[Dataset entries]
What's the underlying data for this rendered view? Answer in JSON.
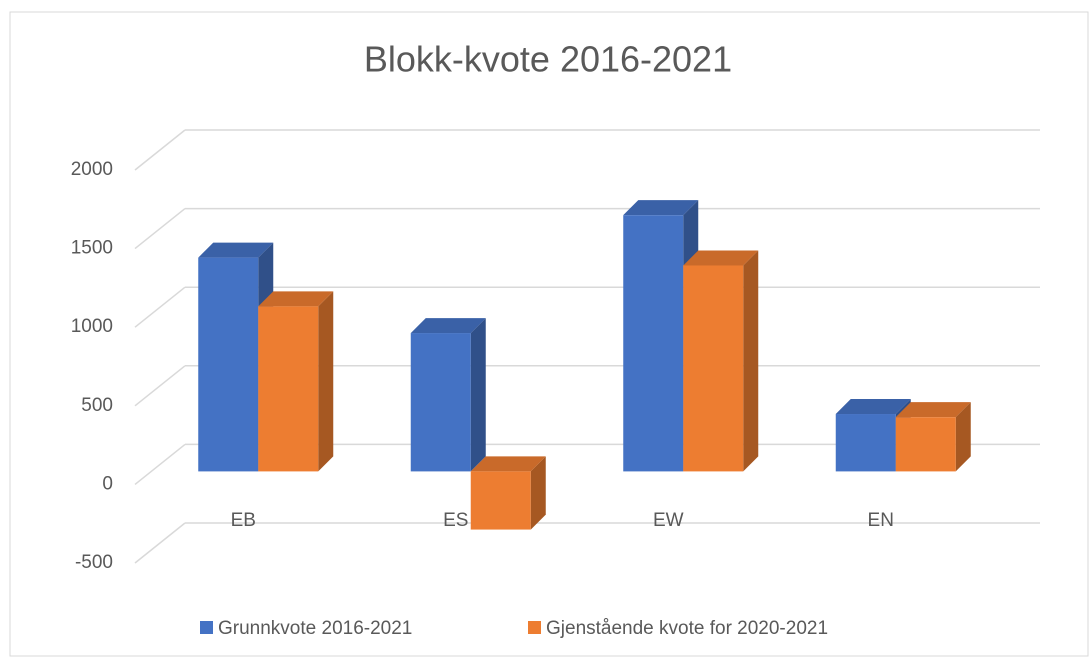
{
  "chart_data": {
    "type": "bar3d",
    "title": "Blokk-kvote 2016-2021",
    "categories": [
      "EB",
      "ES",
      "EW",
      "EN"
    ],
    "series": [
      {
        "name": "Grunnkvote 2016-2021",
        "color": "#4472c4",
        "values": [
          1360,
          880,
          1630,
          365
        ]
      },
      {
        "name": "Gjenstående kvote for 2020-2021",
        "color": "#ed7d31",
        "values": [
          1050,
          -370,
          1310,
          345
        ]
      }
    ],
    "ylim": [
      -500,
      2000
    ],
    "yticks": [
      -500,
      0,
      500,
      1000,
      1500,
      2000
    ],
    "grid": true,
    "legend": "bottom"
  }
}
---
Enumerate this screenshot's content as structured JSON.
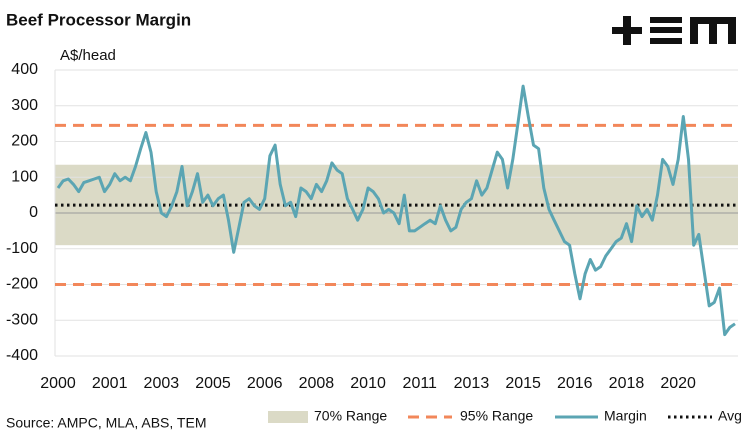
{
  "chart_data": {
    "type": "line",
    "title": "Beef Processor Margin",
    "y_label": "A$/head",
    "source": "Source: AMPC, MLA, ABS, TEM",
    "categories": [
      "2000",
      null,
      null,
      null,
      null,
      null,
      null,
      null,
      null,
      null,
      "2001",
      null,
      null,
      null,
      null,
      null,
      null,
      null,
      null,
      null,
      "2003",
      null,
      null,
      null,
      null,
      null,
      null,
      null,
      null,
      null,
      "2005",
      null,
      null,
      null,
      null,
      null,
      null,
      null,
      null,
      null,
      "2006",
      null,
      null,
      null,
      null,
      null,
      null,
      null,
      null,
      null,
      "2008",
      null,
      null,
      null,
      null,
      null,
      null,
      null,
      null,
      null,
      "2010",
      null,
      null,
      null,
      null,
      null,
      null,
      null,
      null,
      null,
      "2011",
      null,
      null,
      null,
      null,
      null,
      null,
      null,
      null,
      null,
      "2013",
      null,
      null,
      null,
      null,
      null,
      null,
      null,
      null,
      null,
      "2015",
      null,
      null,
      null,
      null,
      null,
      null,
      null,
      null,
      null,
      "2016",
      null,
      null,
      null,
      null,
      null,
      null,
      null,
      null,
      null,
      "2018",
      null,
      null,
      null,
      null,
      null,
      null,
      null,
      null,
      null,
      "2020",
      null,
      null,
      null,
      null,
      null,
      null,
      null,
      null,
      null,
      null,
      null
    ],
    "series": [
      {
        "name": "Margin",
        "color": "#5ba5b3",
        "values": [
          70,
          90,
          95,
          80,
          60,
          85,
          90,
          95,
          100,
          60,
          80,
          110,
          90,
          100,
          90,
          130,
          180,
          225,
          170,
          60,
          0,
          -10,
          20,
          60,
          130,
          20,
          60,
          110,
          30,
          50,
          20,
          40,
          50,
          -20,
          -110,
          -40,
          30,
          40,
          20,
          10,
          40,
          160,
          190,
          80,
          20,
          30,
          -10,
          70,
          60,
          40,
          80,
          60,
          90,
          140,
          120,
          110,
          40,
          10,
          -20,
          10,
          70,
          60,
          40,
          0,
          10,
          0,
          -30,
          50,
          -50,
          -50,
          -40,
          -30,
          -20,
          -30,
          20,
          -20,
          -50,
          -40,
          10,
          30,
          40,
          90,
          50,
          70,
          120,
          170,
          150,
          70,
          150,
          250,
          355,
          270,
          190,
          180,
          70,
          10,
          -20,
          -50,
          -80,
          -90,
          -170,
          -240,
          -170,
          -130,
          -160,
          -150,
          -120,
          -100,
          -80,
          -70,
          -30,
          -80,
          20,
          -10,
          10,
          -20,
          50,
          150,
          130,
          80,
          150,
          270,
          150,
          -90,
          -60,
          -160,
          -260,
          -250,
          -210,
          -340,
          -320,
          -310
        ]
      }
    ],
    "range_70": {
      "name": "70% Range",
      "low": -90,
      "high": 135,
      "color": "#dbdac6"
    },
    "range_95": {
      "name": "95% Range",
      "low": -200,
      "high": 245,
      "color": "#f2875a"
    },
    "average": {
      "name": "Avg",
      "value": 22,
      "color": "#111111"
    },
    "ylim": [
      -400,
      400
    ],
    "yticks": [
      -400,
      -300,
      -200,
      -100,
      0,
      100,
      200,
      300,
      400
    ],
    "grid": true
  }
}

Task instructions: Gather up the lines containing the word "Margin" from these records and copy them.

Written reply:
    "title": "Beef Processor Margin",
        "name": "Margin",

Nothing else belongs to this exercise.